# START OF Records for this exercise
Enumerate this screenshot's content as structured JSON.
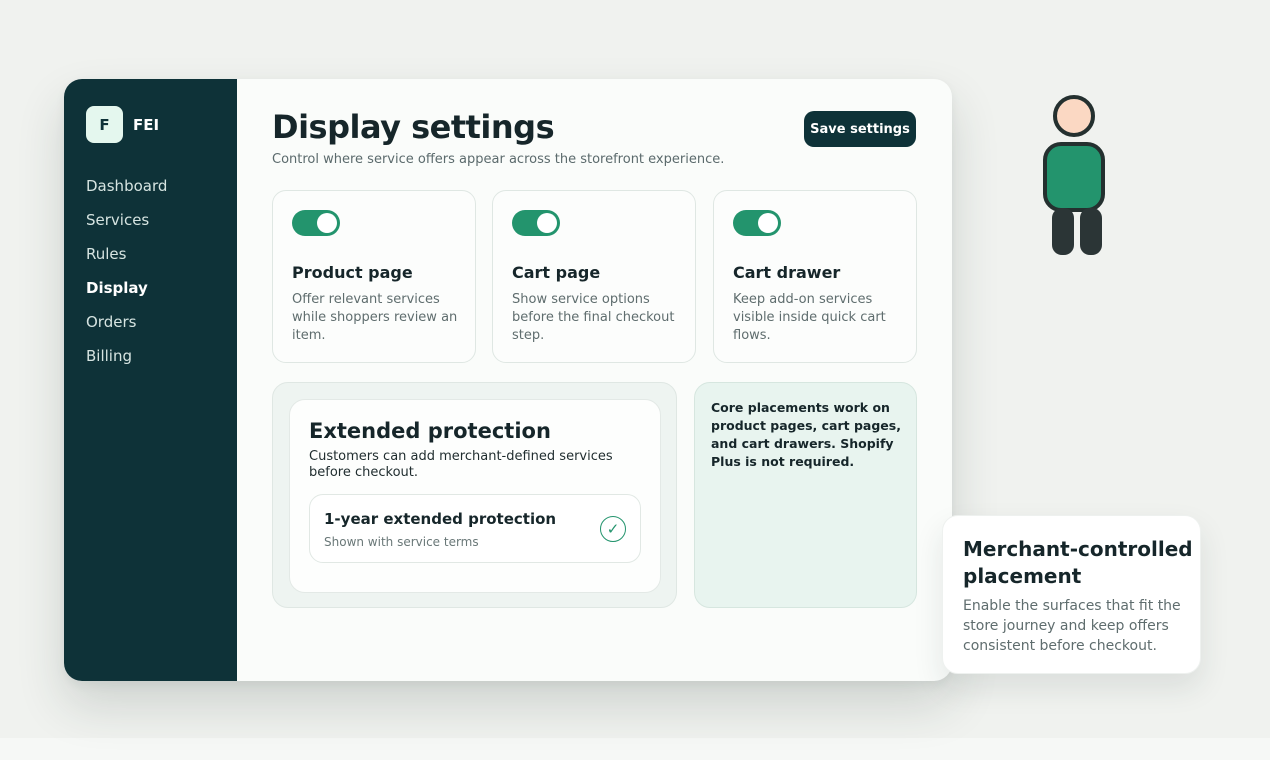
{
  "brand": {
    "logo_letter": "F",
    "name": "FEI"
  },
  "sidebar": {
    "items": [
      {
        "label": "Dashboard",
        "active": false
      },
      {
        "label": "Services",
        "active": false
      },
      {
        "label": "Rules",
        "active": false
      },
      {
        "label": "Display",
        "active": true
      },
      {
        "label": "Orders",
        "active": false
      },
      {
        "label": "Billing",
        "active": false
      }
    ]
  },
  "header": {
    "title": "Display settings",
    "subtitle": "Control where service offers appear across the storefront experience.",
    "save_label": "Save settings"
  },
  "placements": [
    {
      "title": "Product page",
      "description": "Offer relevant services while shoppers review an item.",
      "enabled": true
    },
    {
      "title": "Cart page",
      "description": "Show service options before the final checkout step.",
      "enabled": true
    },
    {
      "title": "Cart drawer",
      "description": "Keep add-on services visible inside quick cart flows.",
      "enabled": true
    }
  ],
  "preview": {
    "title": "Extended protection",
    "description": "Customers can add merchant-defined services before checkout.",
    "option": {
      "title": "1-year extended protection",
      "subtitle": "Shown with service terms",
      "check_icon": "✓"
    }
  },
  "note": {
    "text": "Core placements work on product pages, cart pages, and cart drawers. Shopify Plus is not required."
  },
  "callout": {
    "title": "Merchant-controlled placement",
    "body": "Enable the surfaces that fit the store journey and keep offers consistent before checkout."
  },
  "colors": {
    "sidebar": "#0e3238",
    "accent": "#23946d",
    "page_bg": "#f0f2ef"
  },
  "icons": [
    "person-illustration",
    "check-icon"
  ]
}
# END OF Records for this exercise
* [Directive]
The listing above needs to be output again exactly. Don't include the pictures.

* [Solution to this problem]
Enumerate this screenshot's content as structured JSON.
{
  "brand": {
    "logo_letter": "F",
    "name": "FEI"
  },
  "sidebar": {
    "items": [
      {
        "label": "Dashboard",
        "active": false
      },
      {
        "label": "Services",
        "active": false
      },
      {
        "label": "Rules",
        "active": false
      },
      {
        "label": "Display",
        "active": true
      },
      {
        "label": "Orders",
        "active": false
      },
      {
        "label": "Billing",
        "active": false
      }
    ]
  },
  "header": {
    "title": "Display settings",
    "subtitle": "Control where service offers appear across the storefront experience.",
    "save_label": "Save settings"
  },
  "placements": [
    {
      "title": "Product page",
      "description": "Offer relevant services while shoppers review an item.",
      "enabled": true
    },
    {
      "title": "Cart page",
      "description": "Show service options before the final checkout step.",
      "enabled": true
    },
    {
      "title": "Cart drawer",
      "description": "Keep add-on services visible inside quick cart flows.",
      "enabled": true
    }
  ],
  "preview": {
    "title": "Extended protection",
    "description": "Customers can add merchant-defined services before checkout.",
    "option": {
      "title": "1-year extended protection",
      "subtitle": "Shown with service terms",
      "check_icon": "✓"
    }
  },
  "note": {
    "text": "Core placements work on product pages, cart pages, and cart drawers. Shopify Plus is not required."
  },
  "callout": {
    "title": "Merchant-controlled placement",
    "body": "Enable the surfaces that fit the store journey and keep offers consistent before checkout."
  },
  "colors": {
    "sidebar": "#0e3238",
    "accent": "#23946d",
    "page_bg": "#f0f2ef"
  },
  "icons": [
    "person-illustration",
    "check-icon"
  ]
}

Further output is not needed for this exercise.